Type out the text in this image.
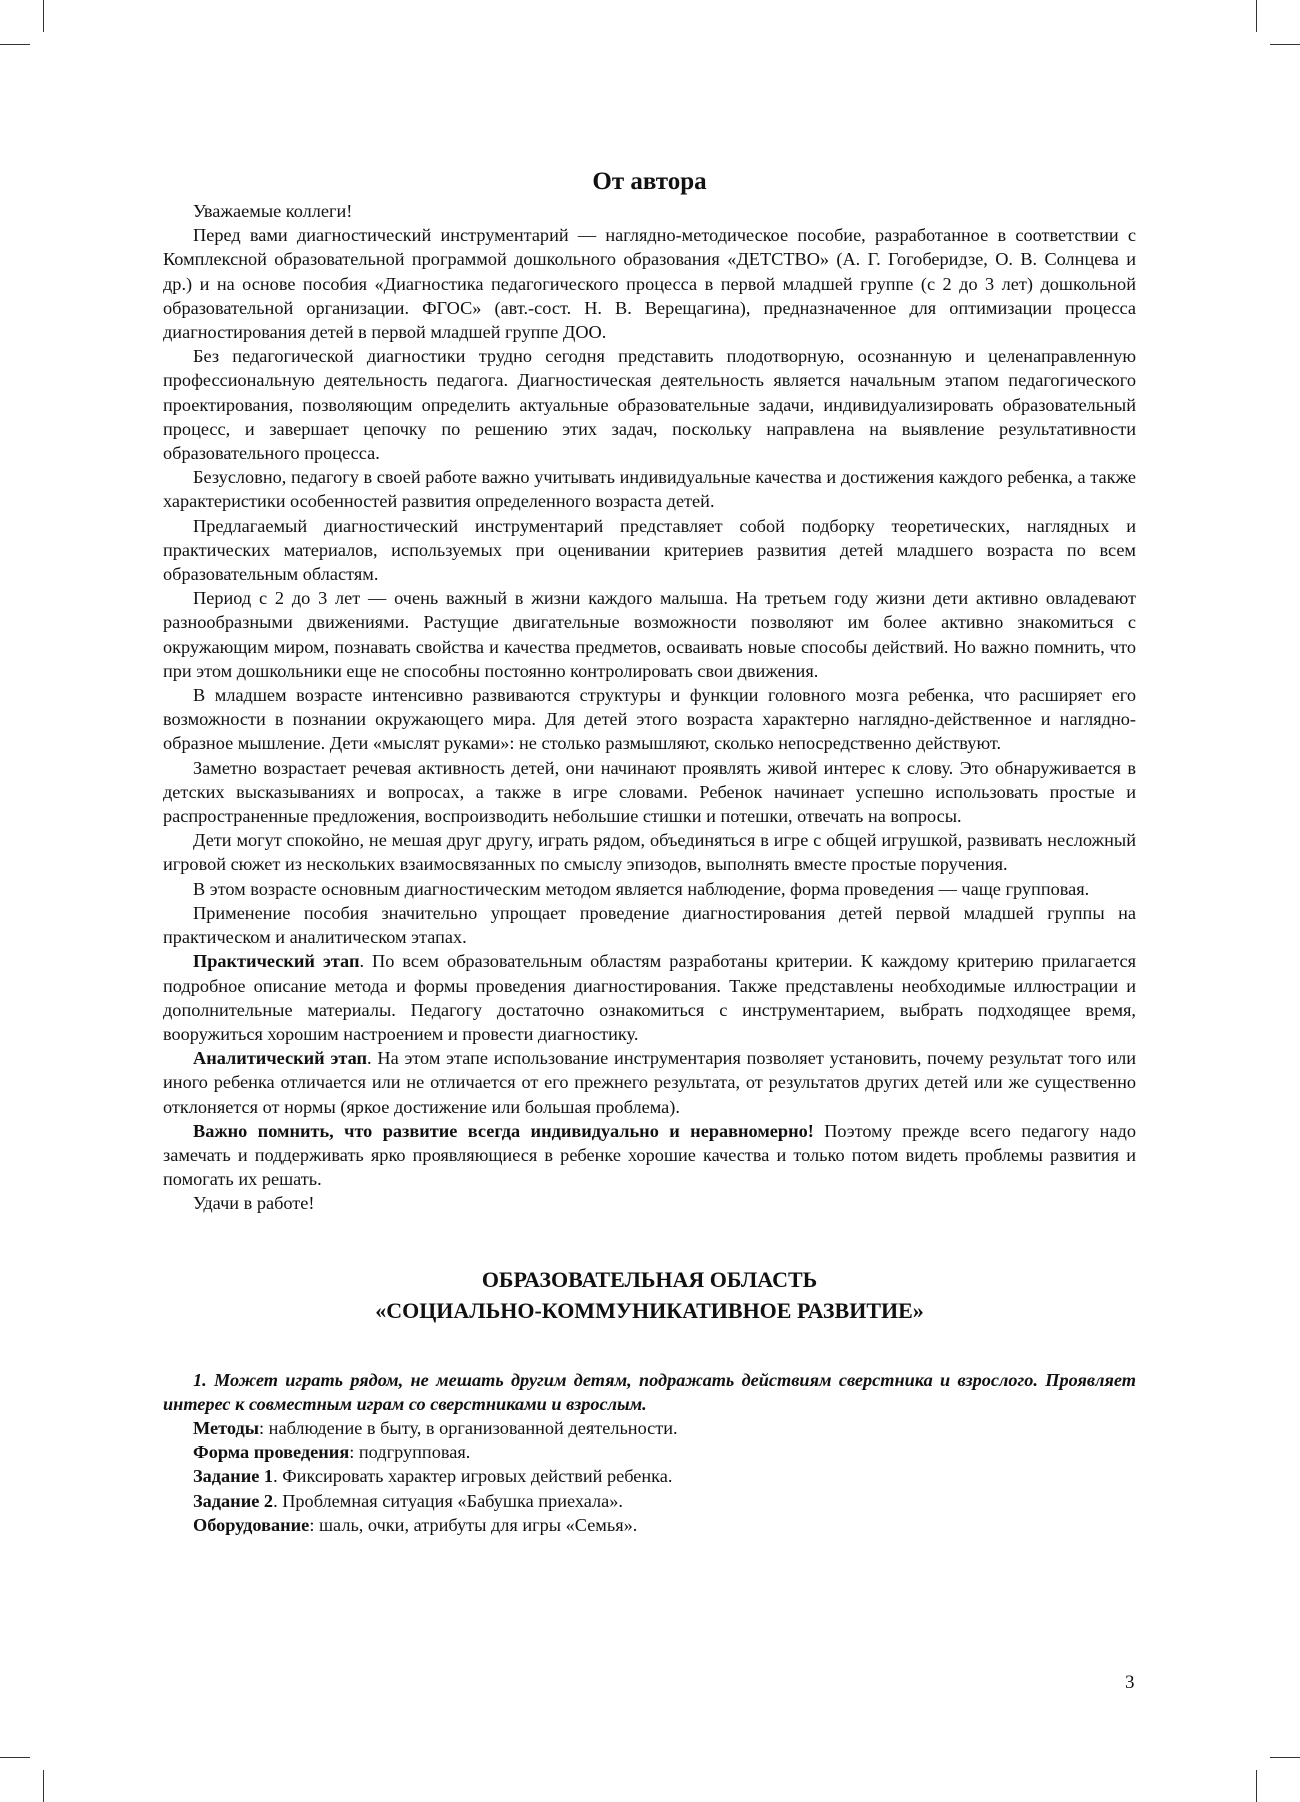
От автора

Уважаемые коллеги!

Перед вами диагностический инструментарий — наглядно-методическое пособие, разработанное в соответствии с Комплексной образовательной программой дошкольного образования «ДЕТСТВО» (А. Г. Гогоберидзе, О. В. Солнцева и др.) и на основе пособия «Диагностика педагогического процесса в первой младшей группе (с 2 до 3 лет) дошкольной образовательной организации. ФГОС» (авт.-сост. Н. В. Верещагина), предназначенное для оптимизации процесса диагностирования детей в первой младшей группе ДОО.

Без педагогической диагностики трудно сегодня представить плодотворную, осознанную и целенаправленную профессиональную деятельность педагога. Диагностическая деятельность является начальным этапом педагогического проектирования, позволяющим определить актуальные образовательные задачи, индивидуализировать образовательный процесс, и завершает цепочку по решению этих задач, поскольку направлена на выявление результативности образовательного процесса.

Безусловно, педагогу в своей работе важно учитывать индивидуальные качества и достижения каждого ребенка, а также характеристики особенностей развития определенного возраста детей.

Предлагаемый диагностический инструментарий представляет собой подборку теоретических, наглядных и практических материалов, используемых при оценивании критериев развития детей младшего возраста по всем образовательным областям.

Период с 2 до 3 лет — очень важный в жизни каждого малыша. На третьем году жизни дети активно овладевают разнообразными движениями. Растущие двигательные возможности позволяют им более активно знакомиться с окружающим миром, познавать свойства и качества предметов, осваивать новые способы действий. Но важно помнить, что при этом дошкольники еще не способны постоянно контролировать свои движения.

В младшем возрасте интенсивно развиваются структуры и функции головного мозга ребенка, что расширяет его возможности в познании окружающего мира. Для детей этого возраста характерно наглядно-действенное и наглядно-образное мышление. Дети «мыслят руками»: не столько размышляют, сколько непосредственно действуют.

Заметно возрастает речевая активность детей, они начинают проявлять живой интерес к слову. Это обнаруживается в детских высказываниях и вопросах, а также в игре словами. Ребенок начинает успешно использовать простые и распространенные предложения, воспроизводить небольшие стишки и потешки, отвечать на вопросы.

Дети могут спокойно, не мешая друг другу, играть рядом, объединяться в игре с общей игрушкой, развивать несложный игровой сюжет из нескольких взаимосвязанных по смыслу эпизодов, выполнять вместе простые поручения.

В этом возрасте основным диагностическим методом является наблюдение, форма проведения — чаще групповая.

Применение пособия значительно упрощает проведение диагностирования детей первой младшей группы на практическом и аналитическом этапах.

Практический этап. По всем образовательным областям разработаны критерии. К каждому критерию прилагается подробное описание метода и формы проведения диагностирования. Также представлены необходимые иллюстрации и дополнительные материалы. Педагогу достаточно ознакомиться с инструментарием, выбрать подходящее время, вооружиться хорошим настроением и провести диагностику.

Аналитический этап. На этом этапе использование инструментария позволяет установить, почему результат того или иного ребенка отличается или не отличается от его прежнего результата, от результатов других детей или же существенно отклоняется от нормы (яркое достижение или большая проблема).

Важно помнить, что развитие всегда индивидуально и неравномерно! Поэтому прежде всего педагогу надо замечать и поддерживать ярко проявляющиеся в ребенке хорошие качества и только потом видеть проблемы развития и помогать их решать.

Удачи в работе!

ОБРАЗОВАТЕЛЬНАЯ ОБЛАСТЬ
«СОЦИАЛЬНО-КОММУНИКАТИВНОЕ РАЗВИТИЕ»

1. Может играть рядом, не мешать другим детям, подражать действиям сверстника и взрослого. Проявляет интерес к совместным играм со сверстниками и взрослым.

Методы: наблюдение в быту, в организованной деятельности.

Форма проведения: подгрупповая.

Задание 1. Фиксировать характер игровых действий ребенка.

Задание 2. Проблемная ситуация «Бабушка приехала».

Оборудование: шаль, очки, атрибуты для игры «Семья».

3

----------------

• _GOAL_
Provide the number of lines in these entries that hold the word "работе", without any accompanying text.

• _RESULT FOR THIS EXERCISE_
2